» Exercise description:
From the listing below, count the lines where the string "fluent" occurs. Give the number, with no other words.
** Begin Extracted entries **
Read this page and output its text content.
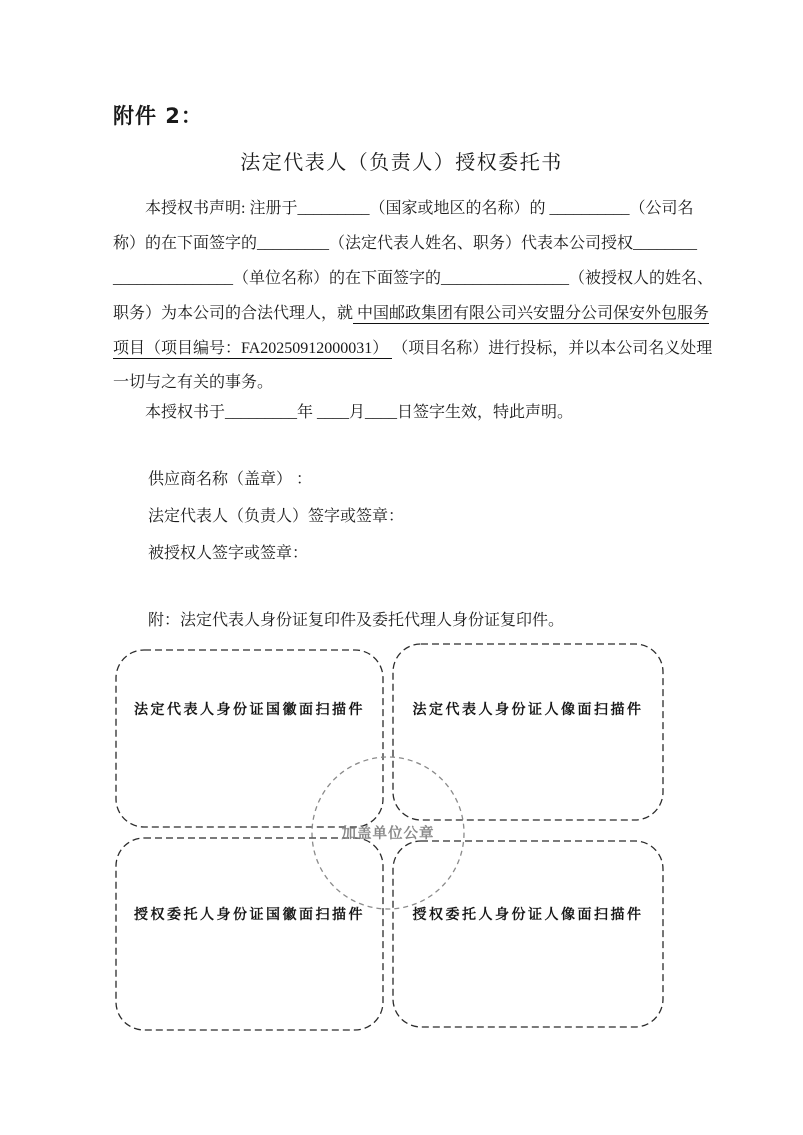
附件 2：
法定代表人（负责人）授权委托书
本授权书声明: 注册于_________（国家或地区的名称）的 __________（公司名
称）的在下面签字的_________（法定代表人姓名、职务）代表本公司授权________
_______________（单位名称）的在下面签字的________________（被授权人的姓名、
职务）为本公司的合法代理人，就 中国邮政集团有限公司兴安盟分公司保安外包服务
项目（项目编号：FA20250912000031） （项目名称）进行投标，并以本公司名义处理
一切与之有关的事务。
本授权书于_________年 ____月____日签字生效，特此声明。
供应商名称（盖章） ：
法定代表人（负责人）签字或签章：
被授权人签字或签章：
附：法定代表人身份证复印件及委托代理人身份证复印件。
法定代表人身份证国徽面扫描件	法定代表人身份证人像面扫描件
授权委托人身份证国徽面扫描件	授权委托人身份证人像面扫描件
加盖单位公章
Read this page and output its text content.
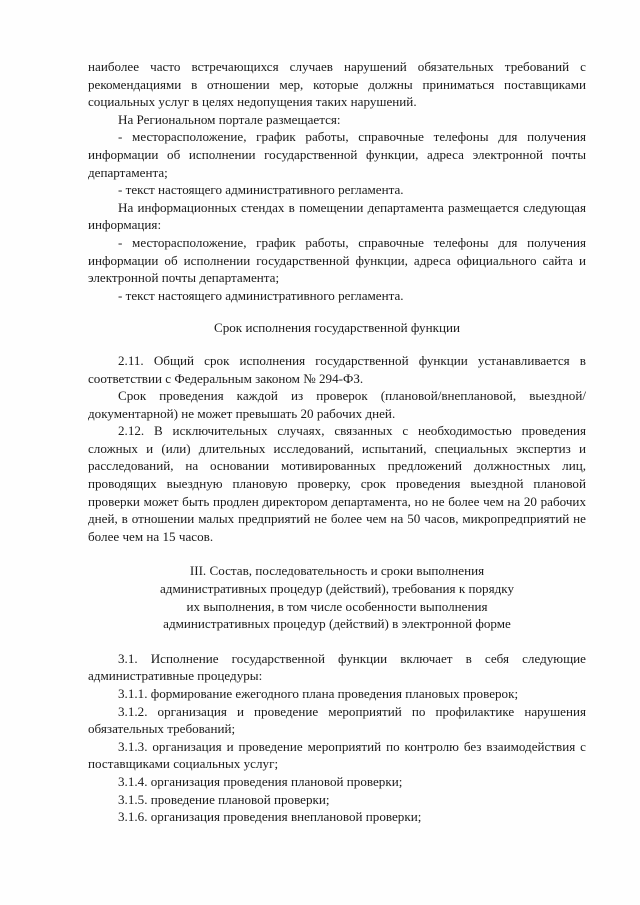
наиболее часто встречающихся случаев нарушений обязательных требований с рекомендациями в отношении мер, которые должны приниматься поставщиками социальных услуг в целях недопущения таких нарушений.

На Региональном портале размещается:

- месторасположение, график работы, справочные телефоны для получения информации об исполнении государственной функции, адреса электронной почты департамента;

- текст настоящего административного регламента.

На информационных стендах в помещении департамента размещается следующая информация:

- месторасположение, график работы, справочные телефоны для получения информации об исполнении государственной функции, адреса официального сайта и электронной почты департамента;

- текст настоящего административного регламента.

Срок исполнения государственной функции

2.11. Общий срок исполнения государственной функции устанавливается в соответствии с Федеральным законом № 294-ФЗ.

Срок проведения каждой из проверок (плановой/внеплановой, выездной/документарной) не может превышать 20 рабочих дней.

2.12. В исключительных случаях, связанных с необходимостью проведения сложных и (или) длительных исследований, испытаний, специальных экспертиз и расследований, на основании мотивированных предложений должностных лиц, проводящих выездную плановую проверку, срок проведения выездной плановой проверки может быть продлен директором департамента, но не более чем на 20 рабочих дней, в отношении малых предприятий не более чем на 50 часов, микропредприятий не более чем на 15 часов.

III. Состав, последовательность и сроки выполнения

административных процедур (действий), требования к порядку

их выполнения, в том числе особенности выполнения

административных процедур (действий) в электронной форме

3.1. Исполнение государственной функции включает в себя следующие административные процедуры:

3.1.1. формирование ежегодного плана проведения плановых проверок;

3.1.2. организация и проведение мероприятий по профилактике нарушения обязательных требований;

3.1.3. организация и проведение мероприятий по контролю без взаимодействия с поставщиками социальных услуг;

3.1.4. организация проведения плановой проверки;

3.1.5. проведение плановой проверки;

3.1.6. организация проведения внеплановой проверки;
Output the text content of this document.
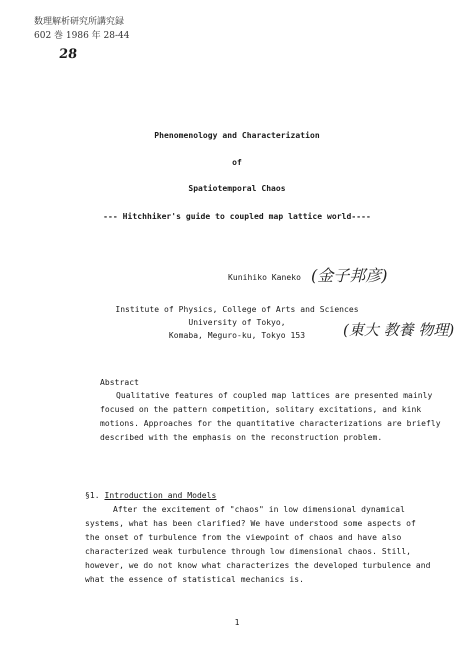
数理解析研究所講究録
602 巻 1986 年 28-44
28
Phenomenology and Characterization
of
Spatiotemporal Chaos
--- Hitchhiker's guide to coupled map lattice world----
Kunihiko Kaneko (金子邦彦)
Institute of Physics, College of Arts and Sciences
University of Tokyo,
Komaba, Meguro-ku, Tokyo 153	(東大 教養 物理)
Abstract
Qualitative features of coupled map lattices are presented mainly
focused on the pattern competition, solitary excitations, and kink
motions. Approaches for the quantitative characterizations are briefly
described with the emphasis on the reconstruction problem.
§1. Introduction and Models
After the excitement of "chaos" in low dimensional dynamical
systems, what has been clarified? We have understood some aspects of
the onset of turbulence from the viewpoint of chaos and have also
characterized weak turbulence through low dimensional chaos. Still,
however, we do not know what characterizes the developed turbulence and
what the essence of statistical mechanics is.
1
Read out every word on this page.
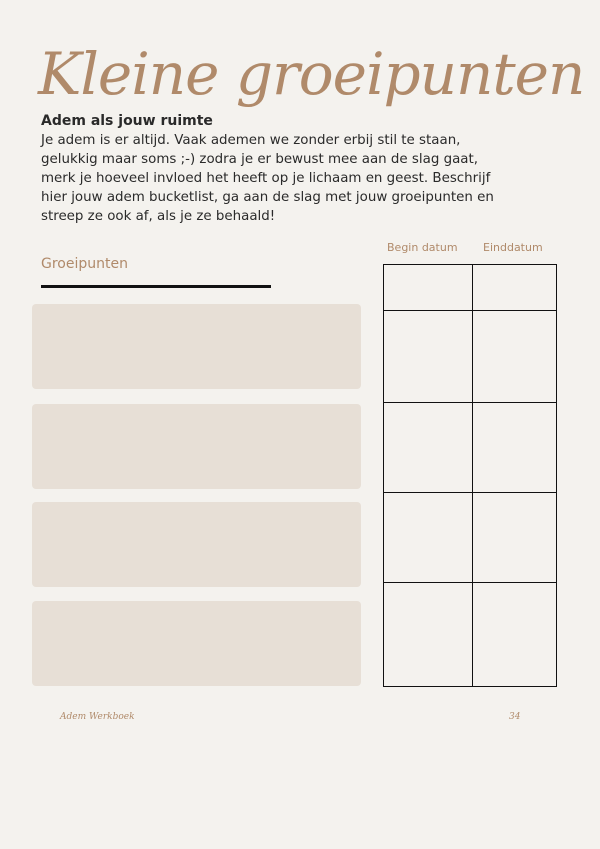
Kleine groeipunten
Adem als jouw ruimte
Je adem is er altijd. Vaak ademen we zonder erbij stil te staan, gelukkig maar soms ;-) zodra je er bewust mee aan de slag gaat, merk je hoeveel invloed het heeft op je lichaam en geest. Beschrijf hier jouw adem bucketlist, ga aan de slag met jouw groeipunten en streep ze ook af, als je ze behaald!
Groeipunten
Begin datum Einddatum
Adem Werkboek	34
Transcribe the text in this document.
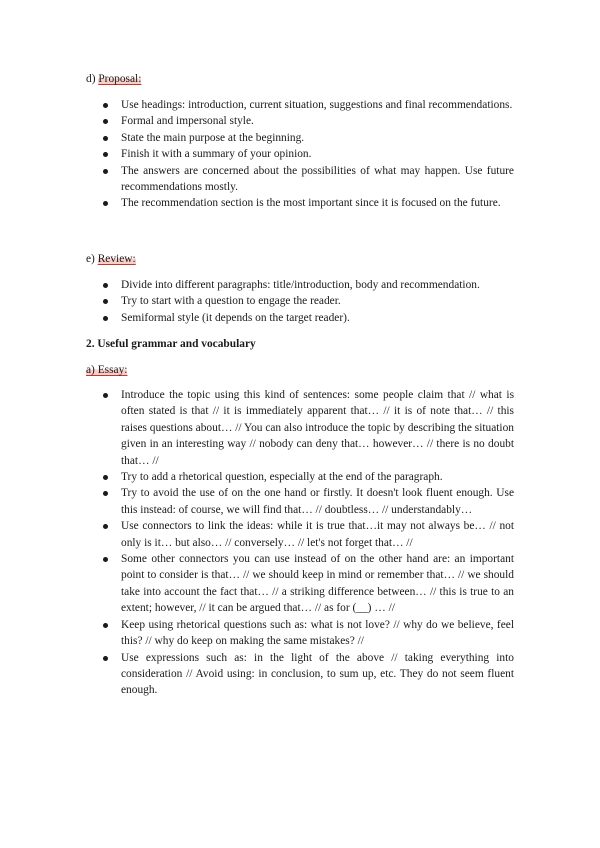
d) Proposal:

Use headings: introduction, current situation, suggestions and final recommendations.
Formal and impersonal style.
State the main purpose at the beginning.
Finish it with a summary of your opinion.
The answers are concerned about the possibilities of what may happen. Use future recommendations mostly.
The recommendation section is the most important since it is focused on the future.

e) Review:

Divide into different paragraphs: title/introduction, body and recommendation.
Try to start with a question to engage the reader.
Semiformal style (it depends on the target reader).

2. Useful grammar and vocabulary

a) Essay:

Introduce the topic using this kind of sentences: some people claim that // what is often stated is that // it is immediately apparent that… // it is of note that… // this raises questions about… // You can also introduce the topic by describing the situation given in an interesting way // nobody can deny that… however… // there is no doubt that… //
Try to add a rhetorical question, especially at the end of the paragraph.
Try to avoid the use of on the one hand or firstly. It doesn't look fluent enough. Use this instead: of course, we will find that… // doubtless… // understandably…
Use connectors to link the ideas: while it is true that…it may not always be… // not only is it… but also… // conversely… // let's not forget that… //
Some other connectors you can use instead of on the other hand are: an important point to consider is that… // we should keep in mind or remember that… // we should take into account the fact that… // a striking difference between… // this is true to an extent; however, // it can be argued that… // as for (__) … //
Keep using rhetorical questions such as: what is not love? // why do we believe, feel this? // why do keep on making the same mistakes? //
Use expressions such as: in the light of the above // taking everything into consideration // Avoid using: in conclusion, to sum up, etc. They do not seem fluent enough.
** End Extracted entries **
» Completed exercise:
2